▶ [WHAT IS NEEDED]
Omit any picture, and return the remaining data exactly as written.

§ §

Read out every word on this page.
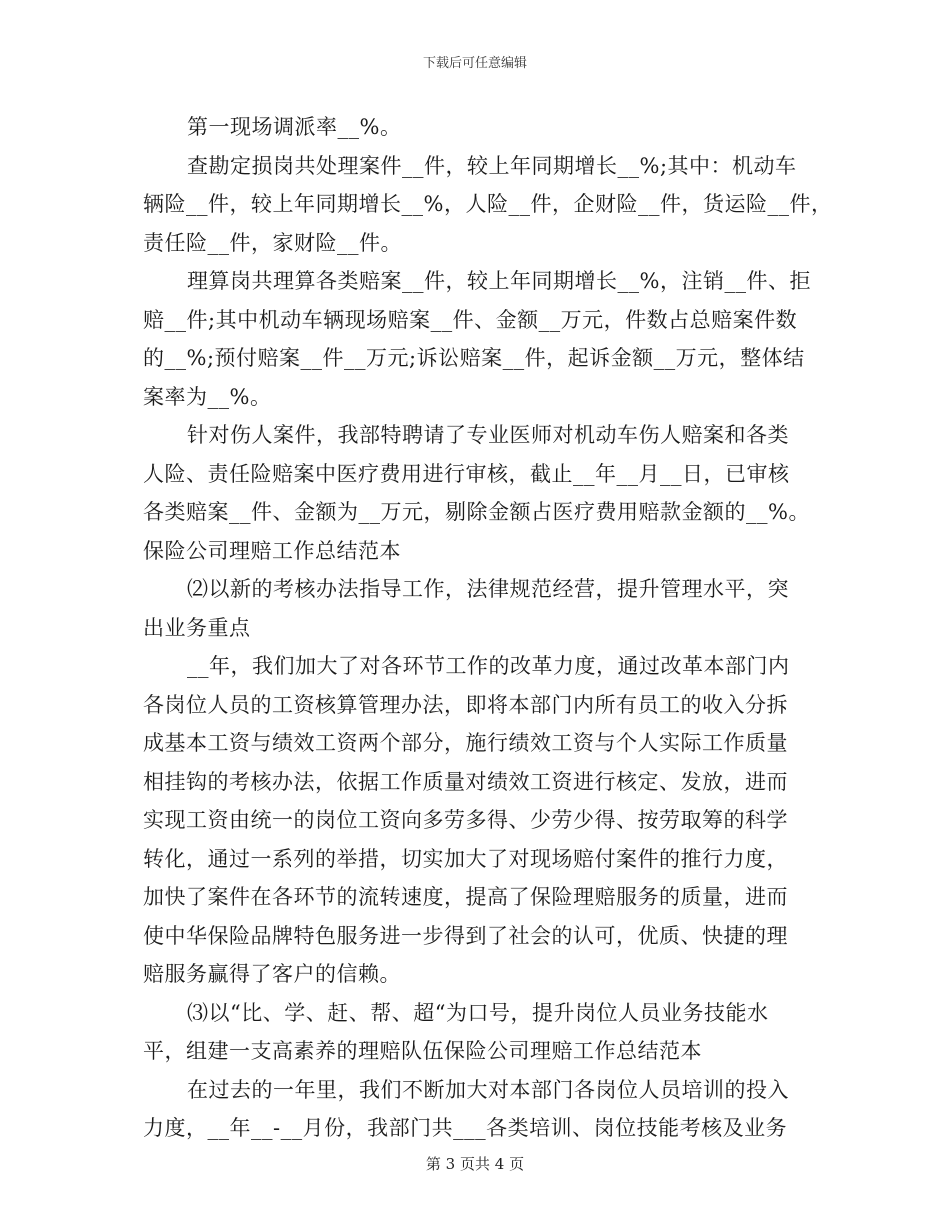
下载后可任意编辑
第一现场调派率__%。
查勘定损岗共处理案件__件，较上年同期增长__%;其中：机动车
辆险__件，较上年同期增长__%，人险__件，企财险__件，货运险__件，
责任险__件，家财险__件。
理算岗共理算各类赔案__件，较上年同期增长__%，注销__件、拒
赔__件;其中机动车辆现场赔案__件、金额__万元，件数占总赔案件数
的__%;预付赔案__件__万元;诉讼赔案__件，起诉金额__万元，整体结
案率为__%。
针对伤人案件，我部特聘请了专业医师对机动车伤人赔案和各类
人险、责任险赔案中医疗费用进行审核，截止__年__月__日，已审核
各类赔案__件、金额为__万元，剔除金额占医疗费用赔款金额的__%。
保险公司理赔工作总结范本
⑵以新的考核办法指导工作，法律规范经营，提升管理水平，突
出业务重点
__年，我们加大了对各环节工作的改革力度，通过改革本部门内
各岗位人员的工资核算管理办法，即将本部门内所有员工的收入分拆
成基本工资与绩效工资两个部分，施行绩效工资与个人实际工作质量
相挂钩的考核办法，依据工作质量对绩效工资进行核定、发放，进而
实现工资由统一的岗位工资向多劳多得、少劳少得、按劳取筹的科学
转化，通过一系列的举措，切实加大了对现场赔付案件的推行力度，
加快了案件在各环节的流转速度，提高了保险理赔服务的质量，进而
使中华保险品牌特色服务进一步得到了社会的认可，优质、快捷的理
赔服务赢得了客户的信赖。
⑶以“比、学、赶、帮、超“为口号，提升岗位人员业务技能水
平，组建一支高素养的理赔队伍保险公司理赔工作总结范本
在过去的一年里，我们不断加大对本部门各岗位人员培训的投入
力度，__年__-__月份，我部门共___各类培训、岗位技能考核及业务
第 3 页共 4 页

§ §

▶ [ANSWER FOR THIS EXERCISE]
Read out every word on this page.
下载后可任意编辑
第一现场调派率__%。
查勘定损岗共处理案件__件，较上年同期增长__%;其中：机动车
辆险__件，较上年同期增长__%，人险__件，企财险__件，货运险__件，
责任险__件，家财险__件。
理算岗共理算各类赔案__件，较上年同期增长__%，注销__件、拒
赔__件;其中机动车辆现场赔案__件、金额__万元，件数占总赔案件数
的__%;预付赔案__件__万元;诉讼赔案__件，起诉金额__万元，整体结
案率为__%。
针对伤人案件，我部特聘请了专业医师对机动车伤人赔案和各类
人险、责任险赔案中医疗费用进行审核，截止__年__月__日，已审核
各类赔案__件、金额为__万元，剔除金额占医疗费用赔款金额的__%。
保险公司理赔工作总结范本
⑵以新的考核办法指导工作，法律规范经营，提升管理水平，突
出业务重点
__年，我们加大了对各环节工作的改革力度，通过改革本部门内
各岗位人员的工资核算管理办法，即将本部门内所有员工的收入分拆
成基本工资与绩效工资两个部分，施行绩效工资与个人实际工作质量
相挂钩的考核办法，依据工作质量对绩效工资进行核定、发放，进而
实现工资由统一的岗位工资向多劳多得、少劳少得、按劳取筹的科学
转化，通过一系列的举措，切实加大了对现场赔付案件的推行力度，
加快了案件在各环节的流转速度，提高了保险理赔服务的质量，进而
使中华保险品牌特色服务进一步得到了社会的认可，优质、快捷的理
赔服务赢得了客户的信赖。
⑶以“比、学、赶、帮、超“为口号，提升岗位人员业务技能水
平，组建一支高素养的理赔队伍保险公司理赔工作总结范本
在过去的一年里，我们不断加大对本部门各岗位人员培训的投入
力度，__年__-__月份，我部门共___各类培训、岗位技能考核及业务
第 3 页共 4 页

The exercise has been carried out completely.